Task description - Pick out each line with the word "this" from the material that follows.

Materials provided -
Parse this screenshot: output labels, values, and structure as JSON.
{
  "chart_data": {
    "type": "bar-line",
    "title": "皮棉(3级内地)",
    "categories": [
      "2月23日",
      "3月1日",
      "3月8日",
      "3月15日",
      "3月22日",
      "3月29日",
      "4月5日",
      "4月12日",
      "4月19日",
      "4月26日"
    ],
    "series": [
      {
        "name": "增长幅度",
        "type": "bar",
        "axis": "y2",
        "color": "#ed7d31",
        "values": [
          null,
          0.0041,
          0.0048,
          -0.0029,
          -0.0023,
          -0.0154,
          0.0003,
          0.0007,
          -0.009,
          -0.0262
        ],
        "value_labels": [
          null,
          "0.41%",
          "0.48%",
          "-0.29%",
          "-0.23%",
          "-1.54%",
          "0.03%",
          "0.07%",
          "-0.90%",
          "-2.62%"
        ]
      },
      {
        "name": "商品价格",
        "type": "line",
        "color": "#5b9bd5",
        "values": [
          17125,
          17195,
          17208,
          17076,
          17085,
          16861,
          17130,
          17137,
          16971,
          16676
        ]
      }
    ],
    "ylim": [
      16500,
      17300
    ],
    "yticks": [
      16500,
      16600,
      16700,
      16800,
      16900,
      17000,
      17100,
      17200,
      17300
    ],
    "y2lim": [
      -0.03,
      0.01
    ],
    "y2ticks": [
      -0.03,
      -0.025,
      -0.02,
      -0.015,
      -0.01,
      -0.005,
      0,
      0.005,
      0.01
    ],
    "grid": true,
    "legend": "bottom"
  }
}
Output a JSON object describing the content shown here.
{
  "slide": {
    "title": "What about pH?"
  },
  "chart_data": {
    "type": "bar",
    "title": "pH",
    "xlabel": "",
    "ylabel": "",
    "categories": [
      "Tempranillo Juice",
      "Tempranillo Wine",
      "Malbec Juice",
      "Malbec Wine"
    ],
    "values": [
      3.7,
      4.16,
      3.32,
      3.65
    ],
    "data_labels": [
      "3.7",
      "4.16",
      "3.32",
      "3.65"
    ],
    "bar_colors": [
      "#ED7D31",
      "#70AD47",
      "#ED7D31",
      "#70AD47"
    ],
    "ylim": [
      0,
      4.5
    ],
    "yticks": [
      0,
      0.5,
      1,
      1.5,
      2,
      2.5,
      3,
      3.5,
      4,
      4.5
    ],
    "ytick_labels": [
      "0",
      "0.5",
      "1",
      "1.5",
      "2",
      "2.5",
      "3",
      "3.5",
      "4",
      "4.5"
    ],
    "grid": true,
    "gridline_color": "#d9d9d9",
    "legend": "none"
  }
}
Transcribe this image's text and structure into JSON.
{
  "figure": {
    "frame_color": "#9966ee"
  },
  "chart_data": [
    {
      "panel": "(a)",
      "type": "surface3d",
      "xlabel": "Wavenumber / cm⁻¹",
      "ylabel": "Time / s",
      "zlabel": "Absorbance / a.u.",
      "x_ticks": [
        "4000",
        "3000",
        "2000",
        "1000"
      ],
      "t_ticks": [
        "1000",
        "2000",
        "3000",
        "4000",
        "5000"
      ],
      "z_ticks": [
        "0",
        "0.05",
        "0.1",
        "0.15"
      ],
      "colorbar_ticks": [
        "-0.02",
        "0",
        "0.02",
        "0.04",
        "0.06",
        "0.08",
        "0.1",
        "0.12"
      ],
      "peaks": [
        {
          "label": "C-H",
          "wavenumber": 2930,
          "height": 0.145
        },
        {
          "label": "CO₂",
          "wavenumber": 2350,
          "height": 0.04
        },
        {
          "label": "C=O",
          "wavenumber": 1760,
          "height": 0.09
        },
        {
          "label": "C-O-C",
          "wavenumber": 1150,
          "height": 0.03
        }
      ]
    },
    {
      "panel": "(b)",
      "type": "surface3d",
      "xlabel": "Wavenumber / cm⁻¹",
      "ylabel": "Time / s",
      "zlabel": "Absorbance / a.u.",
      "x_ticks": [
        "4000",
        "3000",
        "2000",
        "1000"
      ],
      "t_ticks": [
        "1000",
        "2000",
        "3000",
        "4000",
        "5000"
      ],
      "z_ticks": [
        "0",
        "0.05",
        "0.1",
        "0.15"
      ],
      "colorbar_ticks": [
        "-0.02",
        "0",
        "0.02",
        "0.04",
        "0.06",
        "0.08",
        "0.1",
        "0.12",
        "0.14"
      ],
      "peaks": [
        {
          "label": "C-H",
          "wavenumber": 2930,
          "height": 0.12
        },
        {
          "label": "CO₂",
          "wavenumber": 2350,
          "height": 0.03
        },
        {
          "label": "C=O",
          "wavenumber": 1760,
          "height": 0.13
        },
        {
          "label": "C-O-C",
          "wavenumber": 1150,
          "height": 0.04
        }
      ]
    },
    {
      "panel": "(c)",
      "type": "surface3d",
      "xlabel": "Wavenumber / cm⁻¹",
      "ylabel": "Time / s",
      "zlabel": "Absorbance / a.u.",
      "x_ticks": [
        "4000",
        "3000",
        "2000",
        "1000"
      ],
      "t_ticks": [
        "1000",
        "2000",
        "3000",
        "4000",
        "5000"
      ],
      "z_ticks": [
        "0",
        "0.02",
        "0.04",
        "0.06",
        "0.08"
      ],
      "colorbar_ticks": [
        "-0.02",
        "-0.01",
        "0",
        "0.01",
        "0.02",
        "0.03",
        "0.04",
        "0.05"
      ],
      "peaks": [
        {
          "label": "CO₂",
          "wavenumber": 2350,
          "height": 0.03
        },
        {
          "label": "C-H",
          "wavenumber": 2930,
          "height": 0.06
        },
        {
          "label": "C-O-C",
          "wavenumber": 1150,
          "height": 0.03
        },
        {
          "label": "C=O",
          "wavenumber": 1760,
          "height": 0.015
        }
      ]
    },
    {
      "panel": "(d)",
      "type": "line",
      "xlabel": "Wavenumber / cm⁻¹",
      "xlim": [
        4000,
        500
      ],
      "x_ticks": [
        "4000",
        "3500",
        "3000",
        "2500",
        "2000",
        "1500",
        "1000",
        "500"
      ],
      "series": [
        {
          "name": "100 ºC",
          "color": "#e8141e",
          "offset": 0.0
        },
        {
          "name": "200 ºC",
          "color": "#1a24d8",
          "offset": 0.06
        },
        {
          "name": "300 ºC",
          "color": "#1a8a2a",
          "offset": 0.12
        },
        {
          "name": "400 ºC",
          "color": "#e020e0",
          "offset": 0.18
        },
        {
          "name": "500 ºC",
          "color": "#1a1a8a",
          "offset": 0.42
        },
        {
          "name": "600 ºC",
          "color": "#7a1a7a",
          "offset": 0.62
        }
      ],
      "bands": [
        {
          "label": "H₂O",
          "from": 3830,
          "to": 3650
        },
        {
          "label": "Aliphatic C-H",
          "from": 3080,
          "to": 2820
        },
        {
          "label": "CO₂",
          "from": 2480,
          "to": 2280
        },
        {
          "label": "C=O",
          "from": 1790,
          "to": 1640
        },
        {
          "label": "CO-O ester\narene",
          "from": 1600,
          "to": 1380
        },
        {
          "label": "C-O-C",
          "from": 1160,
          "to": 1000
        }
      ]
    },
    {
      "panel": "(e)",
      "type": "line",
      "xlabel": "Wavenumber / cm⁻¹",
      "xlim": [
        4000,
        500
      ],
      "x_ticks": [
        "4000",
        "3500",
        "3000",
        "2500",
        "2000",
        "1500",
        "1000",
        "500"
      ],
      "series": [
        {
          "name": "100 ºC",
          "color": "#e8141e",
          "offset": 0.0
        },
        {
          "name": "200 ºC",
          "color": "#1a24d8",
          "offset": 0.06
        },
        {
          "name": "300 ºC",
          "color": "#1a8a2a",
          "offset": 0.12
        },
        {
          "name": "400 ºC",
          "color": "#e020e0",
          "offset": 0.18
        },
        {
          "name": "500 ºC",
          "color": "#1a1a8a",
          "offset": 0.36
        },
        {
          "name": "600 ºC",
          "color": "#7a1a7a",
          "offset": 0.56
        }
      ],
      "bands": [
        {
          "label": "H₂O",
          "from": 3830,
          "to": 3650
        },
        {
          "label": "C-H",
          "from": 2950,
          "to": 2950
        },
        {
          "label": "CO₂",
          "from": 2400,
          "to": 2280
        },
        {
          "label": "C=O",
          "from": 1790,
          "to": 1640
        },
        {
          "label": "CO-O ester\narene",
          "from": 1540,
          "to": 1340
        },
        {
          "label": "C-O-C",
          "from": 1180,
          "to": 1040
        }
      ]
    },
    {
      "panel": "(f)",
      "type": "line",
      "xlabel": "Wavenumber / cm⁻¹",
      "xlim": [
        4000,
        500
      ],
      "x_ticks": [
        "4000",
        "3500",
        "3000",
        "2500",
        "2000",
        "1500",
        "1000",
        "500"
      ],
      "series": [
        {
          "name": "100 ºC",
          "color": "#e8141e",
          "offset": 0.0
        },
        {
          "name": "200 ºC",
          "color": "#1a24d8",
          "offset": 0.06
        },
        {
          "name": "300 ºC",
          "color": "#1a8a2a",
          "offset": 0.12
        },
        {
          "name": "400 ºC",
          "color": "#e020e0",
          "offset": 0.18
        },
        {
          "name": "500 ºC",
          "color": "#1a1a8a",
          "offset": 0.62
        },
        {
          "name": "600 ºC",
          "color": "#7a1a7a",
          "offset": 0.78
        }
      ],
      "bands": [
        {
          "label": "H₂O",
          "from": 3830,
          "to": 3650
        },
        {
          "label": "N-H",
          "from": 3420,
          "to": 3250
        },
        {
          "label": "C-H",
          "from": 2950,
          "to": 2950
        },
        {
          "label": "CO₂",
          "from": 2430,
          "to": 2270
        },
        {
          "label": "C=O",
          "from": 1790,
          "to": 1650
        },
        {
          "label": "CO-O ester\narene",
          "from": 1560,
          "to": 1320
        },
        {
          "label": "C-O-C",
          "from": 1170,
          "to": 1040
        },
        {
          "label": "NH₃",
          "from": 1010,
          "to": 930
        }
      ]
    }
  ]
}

Correct output -
Parse this screenshot: output labels, values, and structure as JSON.
Transcribe this image's text and structure into JSON.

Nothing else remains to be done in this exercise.